— Begin DATA PROVIDED —

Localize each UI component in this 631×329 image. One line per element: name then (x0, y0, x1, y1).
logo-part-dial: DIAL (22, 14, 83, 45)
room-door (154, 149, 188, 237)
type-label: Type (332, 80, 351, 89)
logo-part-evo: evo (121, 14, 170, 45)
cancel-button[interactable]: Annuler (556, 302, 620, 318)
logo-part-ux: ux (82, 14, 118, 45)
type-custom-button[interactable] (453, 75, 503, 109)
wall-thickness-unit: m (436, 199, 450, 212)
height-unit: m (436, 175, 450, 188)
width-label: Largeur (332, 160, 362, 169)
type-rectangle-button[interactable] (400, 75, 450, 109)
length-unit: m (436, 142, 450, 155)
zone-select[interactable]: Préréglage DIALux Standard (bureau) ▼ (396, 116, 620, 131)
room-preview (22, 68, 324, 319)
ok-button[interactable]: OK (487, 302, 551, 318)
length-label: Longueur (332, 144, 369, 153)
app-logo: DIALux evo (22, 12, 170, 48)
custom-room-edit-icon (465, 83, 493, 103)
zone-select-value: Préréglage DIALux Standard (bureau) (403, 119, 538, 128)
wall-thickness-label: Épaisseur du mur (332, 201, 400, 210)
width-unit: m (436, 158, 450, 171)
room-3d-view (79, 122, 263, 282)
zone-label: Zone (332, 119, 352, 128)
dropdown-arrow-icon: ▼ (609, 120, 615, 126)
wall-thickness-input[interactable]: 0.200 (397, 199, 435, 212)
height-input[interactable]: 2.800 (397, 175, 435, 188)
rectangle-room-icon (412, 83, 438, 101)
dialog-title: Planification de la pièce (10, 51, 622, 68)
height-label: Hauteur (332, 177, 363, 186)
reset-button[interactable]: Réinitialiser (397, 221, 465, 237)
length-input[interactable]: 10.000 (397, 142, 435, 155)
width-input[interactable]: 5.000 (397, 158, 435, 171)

— End DATA PROVIDED —

GIVEN INSTRUCTION :: Can you repeat every line of the material above exactly as it appears?

CORRECT RESPONSE ::
Localize each UI component in this 631×329 image. One line per element: name then (x0, y0, x1, y1).
logo-part-dial: DIAL (22, 14, 83, 45)
room-door (154, 149, 188, 237)
type-label: Type (332, 80, 351, 89)
logo-part-evo: evo (121, 14, 170, 45)
cancel-button[interactable]: Annuler (556, 302, 620, 318)
logo-part-ux: ux (82, 14, 118, 45)
type-custom-button[interactable] (453, 75, 503, 109)
wall-thickness-unit: m (436, 199, 450, 212)
height-unit: m (436, 175, 450, 188)
width-label: Largeur (332, 160, 362, 169)
type-rectangle-button[interactable] (400, 75, 450, 109)
length-unit: m (436, 142, 450, 155)
zone-select[interactable]: Préréglage DIALux Standard (bureau) ▼ (396, 116, 620, 131)
room-preview (22, 68, 324, 319)
ok-button[interactable]: OK (487, 302, 551, 318)
length-label: Longueur (332, 144, 369, 153)
app-logo: DIALux evo (22, 12, 170, 48)
custom-room-edit-icon (465, 83, 493, 103)
zone-select-value: Préréglage DIALux Standard (bureau) (403, 119, 538, 128)
wall-thickness-label: Épaisseur du mur (332, 201, 400, 210)
width-unit: m (436, 158, 450, 171)
room-3d-view (79, 122, 263, 282)
zone-label: Zone (332, 119, 352, 128)
dropdown-arrow-icon: ▼ (609, 120, 615, 126)
wall-thickness-input[interactable]: 0.200 (397, 199, 435, 212)
height-input[interactable]: 2.800 (397, 175, 435, 188)
rectangle-room-icon (412, 83, 438, 101)
dialog-title: Planification de la pièce (10, 51, 622, 68)
height-label: Hauteur (332, 177, 363, 186)
reset-button[interactable]: Réinitialiser (397, 221, 465, 237)
length-input[interactable]: 10.000 (397, 142, 435, 155)
width-input[interactable]: 5.000 (397, 158, 435, 171)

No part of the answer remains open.